#### RECORD EXTRACTS

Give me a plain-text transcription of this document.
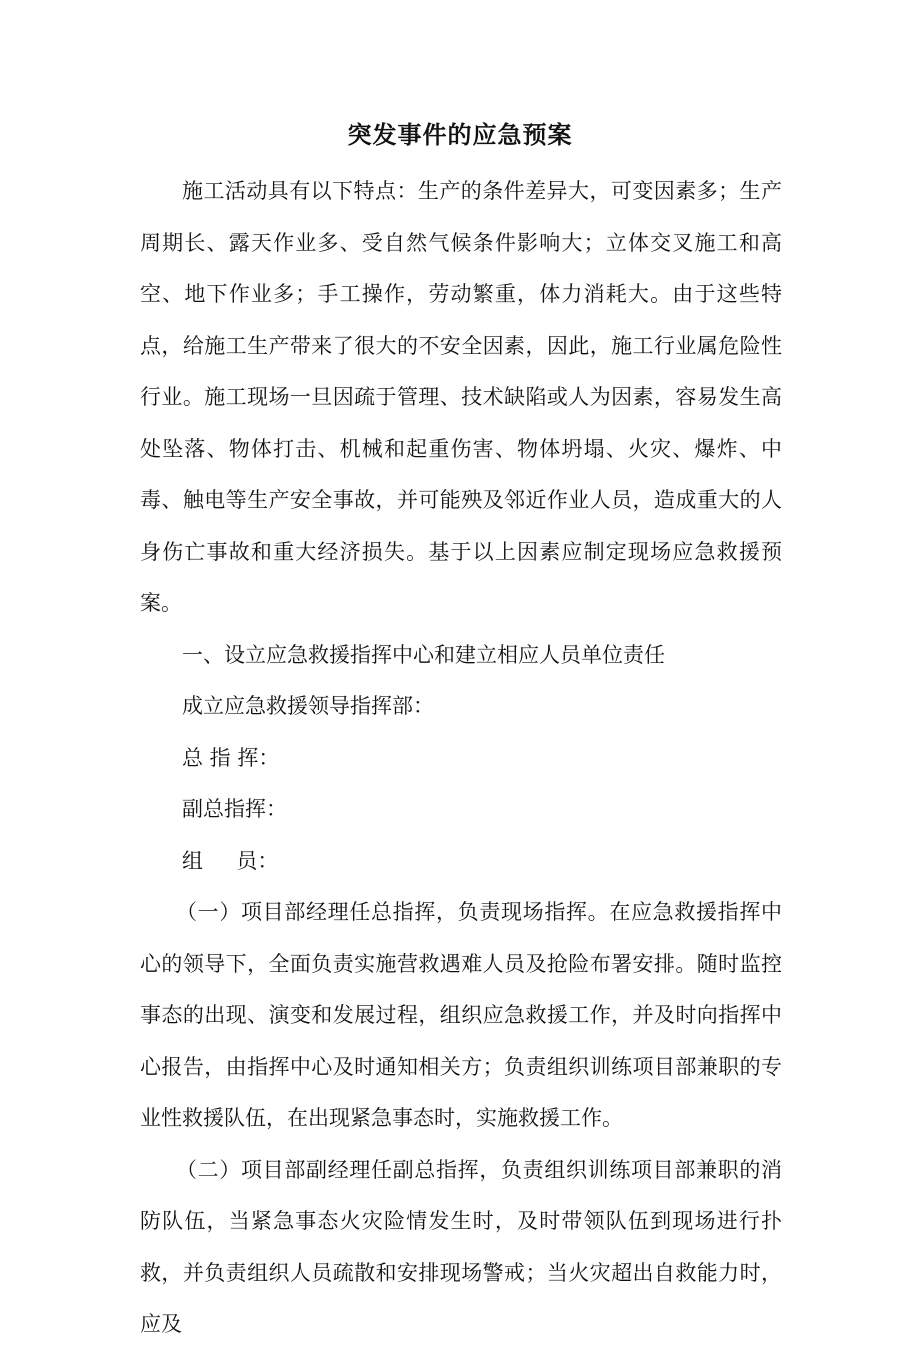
突发事件的应急预案

施工活动具有以下特点：生产的条件差异大，可变因素多；生产周期长、露天作业多、受自然气候条件影响大；立体交叉施工和高空、地下作业多；手工操作，劳动繁重，体力消耗大。由于这些特点，给施工生产带来了很大的不安全因素，因此，施工行业属危险性行业。施工现场一旦因疏于管理、技术缺陷或人为因素，容易发生高处坠落、物体打击、机械和起重伤害、物体坍塌、火灾、爆炸、中毒、触电等生产安全事故，并可能殃及邻近作业人员，造成重大的人身伤亡事故和重大经济损失。基于以上因素应制定现场应急救援预案。

一、设立应急救援指挥中心和建立相应人员单位责任

成立应急救援领导指挥部：

总 指 挥：

副总指挥：

组     员：

（一）项目部经理任总指挥，负责现场指挥。在应急救援指挥中心的领导下，全面负责实施营救遇难人员及抢险布署安排。随时监控事态的出现、演变和发展过程，组织应急救援工作，并及时向指挥中心报告，由指挥中心及时通知相关方；负责组织训练项目部兼职的专业性救援队伍，在出现紧急事态时，实施救援工作。

（二）项目部副经理任副总指挥，负责组织训练项目部兼职的消防队伍，当紧急事态火灾险情发生时，及时带领队伍到现场进行扑救，并负责组织人员疏散和安排现场警戒；当火灾超出自救能力时，应及
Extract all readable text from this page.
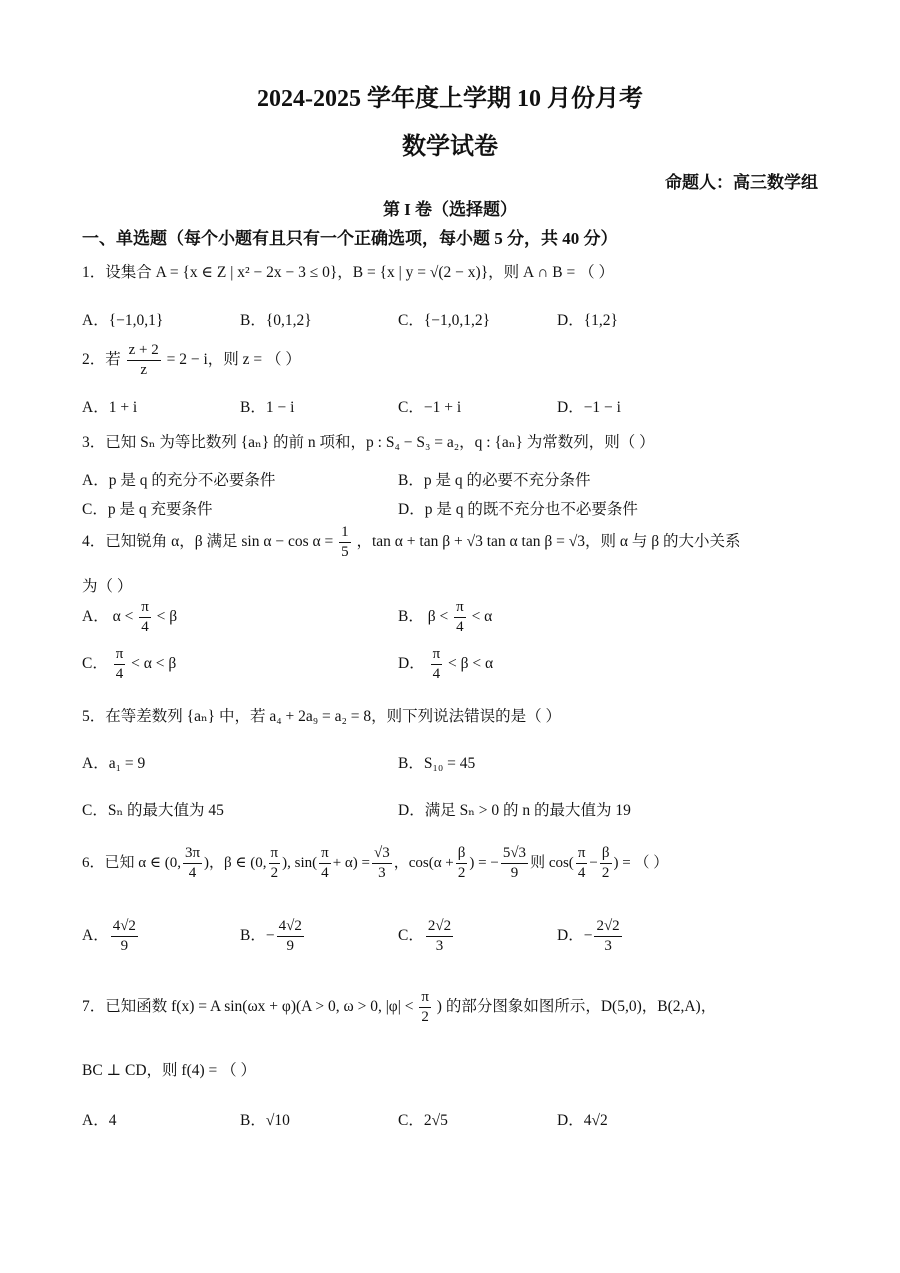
2024-2025 学年度上学期 10 月份月考
数学试卷
命题人：高三数学组
第 I 卷（选择题）
一、单选题（每个小题有且只有一个正确选项，每小题 5 分，共 40 分）
1．设集合 A = {x ∈ Z | x² − 2x − 3 ≤ 0}，B = {x | y = √(2 − x)}，则 A ∩ B = （ ）
A．{−1,0,1}	B．{0,1,2}	C．{−1,0,1,2}	D．{1,2}
2．若 $\frac{z + 2}{z} = 2 - i$，则 z = （ ）
A．1 + i	B．1 − i	C．−1 + i	D．−1 − i
3．已知 Sₙ 为等比数列 {aₙ} 的前 n 项和，p : S₄ − S₃ = a₂，q : {aₙ} 为常数列，则（ ）
A．p 是 q 的充分不必要条件	B．p 是 q 的必要不充分条件
C．p 是 q 充要条件	D．p 是 q 的既不充分也不必要条件
4．已知锐角 α，β 满足 $\sin \alpha - \cos \alpha = \frac{1}{5}$ ，tan α + tan β + √3 tan α tan β = √3，则 α 与 β 的大小关系
为（ ）
A． $\alpha < \frac{\pi}{4} < \beta$	B． $\beta < \frac{\pi}{4} < \alpha$
C． $\frac{\pi}{4} < \alpha < \beta$	D． $\frac{\pi}{4} < \beta < \alpha$
5．在等差数列 {aₙ} 中，若 a₄ + 2a₉ = a₂ = 8，则下列说法错误的是（ ）
A．a₁ = 9	B．S₁₀ = 45
C．Sₙ 的最大值为 45	D．满足 Sₙ > 0 的 n 的最大值为 19
6．已知 α ∈ (0, $\frac{3\pi}{4}$ )，β ∈ (0, $\frac{\pi}{2}$ ), $\sin( \frac{\pi}{4} + \alpha) = \frac{√3}{3}$ ，$\cos(\alpha + \frac{\beta}{2}$ ) = − $\frac{5√3}{9}$ 则 $\cos( \frac{\pi}{4} - \frac{\beta}{2}$ ) = （ ）
A． $\frac{4√2}{9}$	B．− $\frac{4√2}{9}$	C． $\frac{2√2}{3}$	D．− $\frac{2√2}{3}$
7．已知函数 f(x) = A sin(ωx + φ)(A > 0, ω > 0, $|\varphi| < \frac{\pi}{2}$ ) 的部分图象如图所示，D(5,0)，B(2,A)，
BC ⊥ CD，则 f(4) = （ ）
A．4	B．√10	C．2√5	D．4√2
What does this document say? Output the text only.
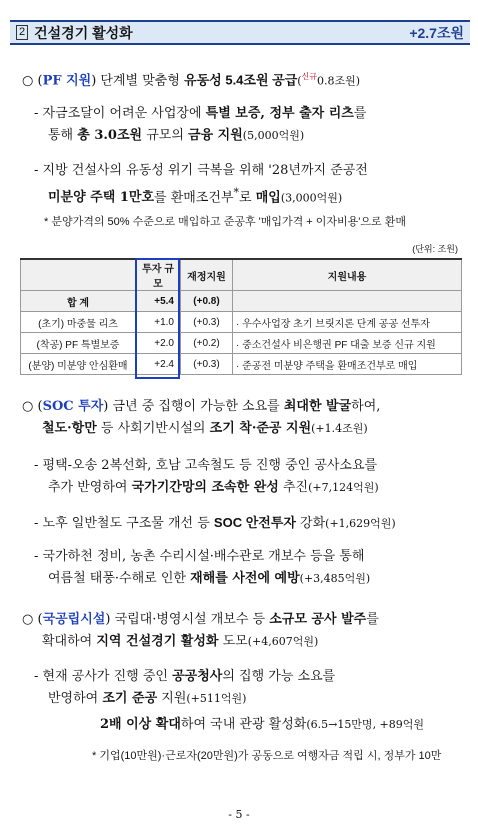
2 건설경기 활성화	+2.7조원
○ (PF 지원) 단계별 맞춤형 유동성 5.4조원 공급($^{신규}$0.8조원)
- 자금조달이 어려운 사업장에 특별 보증, 정부 출자 리츠를
통해 총 3.0조원 규모의 금융 지원(5,000억원)
- 지방 건설사의 유동성 위기 극복을 위해 '28년까지 준공전
미분양 주택 1만호를 환매조건부*로 매입(3,000억원)
* 분양가격의 50% 수준으로 매입하고 준공후 '매입가격 + 이자비용'으로 환매
(단위: 조원)
	투자 규모	재정지원	지원내용
합 계	+5.4	(+0.8)	
(초기) 마중물 리츠	+1.0	(+0.3)	· 우수사업장 초기 브릿지론 단계 공공 선투자
(착공) PF 특별보증	+2.0	(+0.2)	· 중소건설사 비은행권 PF 대출 보증 신규 지원
(분양) 미분양 안심환매	+2.4	(+0.3)	· 준공전 미분양 주택을 환매조건부로 매입
○ (SOC 투자) 금년 중 집행이 가능한 소요를 최대한 발굴하여,
철도·항만 등 사회기반시설의 조기 착·준공 지원(+1.4조원)
- 평택-오송 2복선화, 호남 고속철도 등 진행 중인 공사소요를
추가 반영하여 국가기간망의 조속한 완성 추진(+7,124억원)
- 노후 일반철도 구조물 개선 등 SOC 안전투자 강화(+1,629억원)
- 국가하천 정비, 농촌 수리시설·배수관로 개보수 등을 통해
여름철 태풍·수해로 인한 재해를 사전에 예방(+3,485억원)
○ (국공립시설) 국립대·병영시설 개보수 등 소규모 공사 발주를
확대하여 지역 건설경기 활성화 도모(+4,607억원)
- 현재 공사가 진행 중인 공공청사의 집행 가능 소요를
반영하여 조기 준공 지원(+511억원)
2배 이상 확대하여 국내 관광 활성화(6.5→15만명, +89억원
* 기업(10만원)·근로자(20만원)가 공동으로 여행자금 적립 시, 정부가 10만
- 5 -
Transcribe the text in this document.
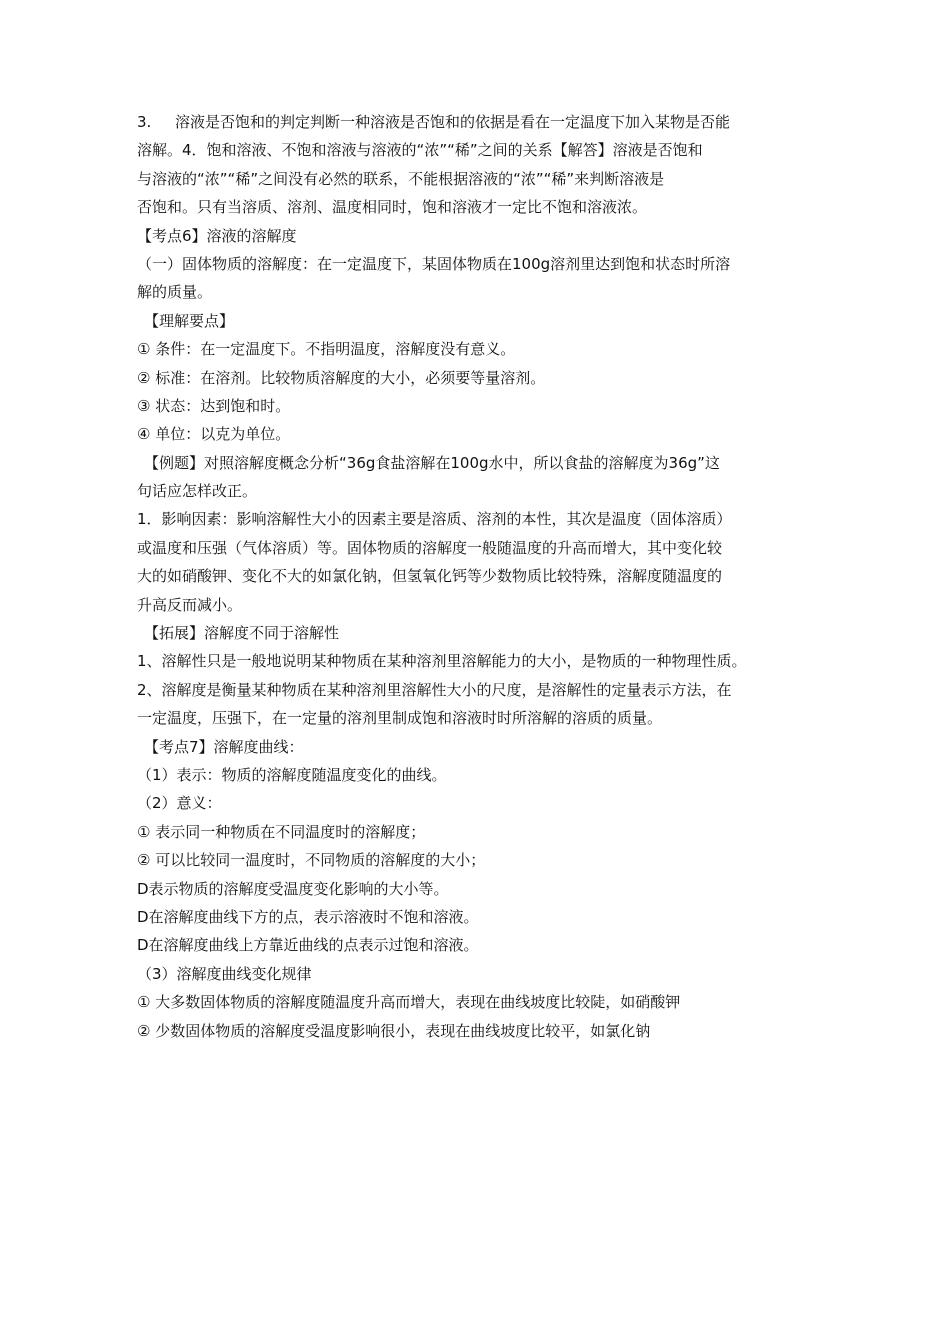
3. 溶液是否饱和的判定判断一种溶液是否饱和的依据是看在一定温度下加入某物是否能
溶解。4．饱和溶液、不饱和溶液与溶液的“浓”“稀”之间的关系【解答】溶液是否饱和
与溶液的“浓”“稀”之间没有必然的联系，不能根据溶液的“浓”“稀”来判断溶液是
否饱和。只有当溶质、溶剂、温度相同时，饱和溶液才一定比不饱和溶液浓。
【考点6】溶液的溶解度
（一）固体物质的溶解度：在一定温度下，某固体物质在100g溶剂里达到饱和状态时所溶
解的质量。
【理解要点】
① 条件：在一定温度下。不指明温度，溶解度没有意义。
② 标准：在溶剂。比较物质溶解度的大小，必须要等量溶剂。
③ 状态：达到饱和时。
④ 单位：以克为单位。
【例题】对照溶解度概念分析“36g食盐溶解在100g水中，所以食盐的溶解度为36g”这
句话应怎样改正。
1．影响因素：影响溶解性大小的因素主要是溶质、溶剂的本性，其次是温度（固体溶质）
或温度和压强（气体溶质）等。固体物质的溶解度一般随温度的升高而增大，其中变化较
大的如硝酸钾、变化不大的如氯化钠，但氢氧化钙等少数物质比较特殊，溶解度随温度的
升高反而减小。
【拓展】溶解度不同于溶解性
1、溶解性只是一般地说明某种物质在某种溶剂里溶解能力的大小，是物质的一种物理性质。
2、溶解度是衡量某种物质在某种溶剂里溶解性大小的尺度，是溶解性的定量表示方法，在
一定温度，压强下，在一定量的溶剂里制成饱和溶液时时所溶解的溶质的质量。
【考点7】溶解度曲线：
（1）表示：物质的溶解度随温度变化的曲线。
（2）意义：
① 表示同一种物质在不同温度时的溶解度；
② 可以比较同一温度时，不同物质的溶解度的大小；
D表示物质的溶解度受温度变化影响的大小等。
D在溶解度曲线下方的点，表示溶液时不饱和溶液。
D在溶解度曲线上方靠近曲线的点表示过饱和溶液。
（3）溶解度曲线变化规律
① 大多数固体物质的溶解度随温度升高而增大，表现在曲线坡度比较陡，如硝酸钾
② 少数固体物质的溶解度受温度影响很小，表现在曲线坡度比较平，如氯化钠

########

_AIM_:
Of the lines in the material above, state how many contain the string "frac"; give no other text.

_RESPONSE TO THE EXERCISE_:
7